<<<<

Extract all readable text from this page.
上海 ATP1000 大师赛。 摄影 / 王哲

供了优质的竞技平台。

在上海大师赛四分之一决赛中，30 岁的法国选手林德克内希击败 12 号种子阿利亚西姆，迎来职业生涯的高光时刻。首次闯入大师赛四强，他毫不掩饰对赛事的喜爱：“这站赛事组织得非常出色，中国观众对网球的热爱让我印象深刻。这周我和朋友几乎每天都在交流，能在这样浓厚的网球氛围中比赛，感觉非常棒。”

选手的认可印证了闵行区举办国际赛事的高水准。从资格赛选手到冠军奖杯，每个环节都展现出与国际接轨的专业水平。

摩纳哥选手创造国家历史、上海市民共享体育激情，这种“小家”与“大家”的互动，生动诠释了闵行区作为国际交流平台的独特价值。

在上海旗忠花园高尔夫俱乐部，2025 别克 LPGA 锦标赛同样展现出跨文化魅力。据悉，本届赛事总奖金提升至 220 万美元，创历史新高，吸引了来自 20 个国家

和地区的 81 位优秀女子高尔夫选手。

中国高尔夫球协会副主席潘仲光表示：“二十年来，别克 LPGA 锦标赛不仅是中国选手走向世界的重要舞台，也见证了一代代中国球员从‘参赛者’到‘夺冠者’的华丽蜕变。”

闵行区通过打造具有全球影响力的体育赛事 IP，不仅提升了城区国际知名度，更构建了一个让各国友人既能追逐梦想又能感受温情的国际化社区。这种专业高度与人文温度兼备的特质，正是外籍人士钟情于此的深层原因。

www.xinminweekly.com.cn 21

>>>>

Quote the whole listing above, leaving nothing out.

EXERCISE RESPONSE:
Extract all readable text from this page.
上海 ATP1000 大师赛。 摄影 / 王哲

供了优质的竞技平台。

在上海大师赛四分之一决赛中，30 岁的法国选手林德克内希击败 12 号种子阿利亚西姆，迎来职业生涯的高光时刻。首次闯入大师赛四强，他毫不掩饰对赛事的喜爱：“这站赛事组织得非常出色，中国观众对网球的热爱让我印象深刻。这周我和朋友几乎每天都在交流，能在这样浓厚的网球氛围中比赛，感觉非常棒。”

选手的认可印证了闵行区举办国际赛事的高水准。从资格赛选手到冠军奖杯，每个环节都展现出与国际接轨的专业水平。

摩纳哥选手创造国家历史、上海市民共享体育激情，这种“小家”与“大家”的互动，生动诠释了闵行区作为国际交流平台的独特价值。

在上海旗忠花园高尔夫俱乐部，2025 别克 LPGA 锦标赛同样展现出跨文化魅力。据悉，本届赛事总奖金提升至 220 万美元，创历史新高，吸引了来自 20 个国家

和地区的 81 位优秀女子高尔夫选手。

中国高尔夫球协会副主席潘仲光表示：“二十年来，别克 LPGA 锦标赛不仅是中国选手走向世界的重要舞台，也见证了一代代中国球员从‘参赛者’到‘夺冠者’的华丽蜕变。”

闵行区通过打造具有全球影响力的体育赛事 IP，不仅提升了城区国际知名度，更构建了一个让各国友人既能追逐梦想又能感受温情的国际化社区。这种专业高度与人文温度兼备的特质，正是外籍人士钟情于此的深层原因。

www.xinminweekly.com.cn 21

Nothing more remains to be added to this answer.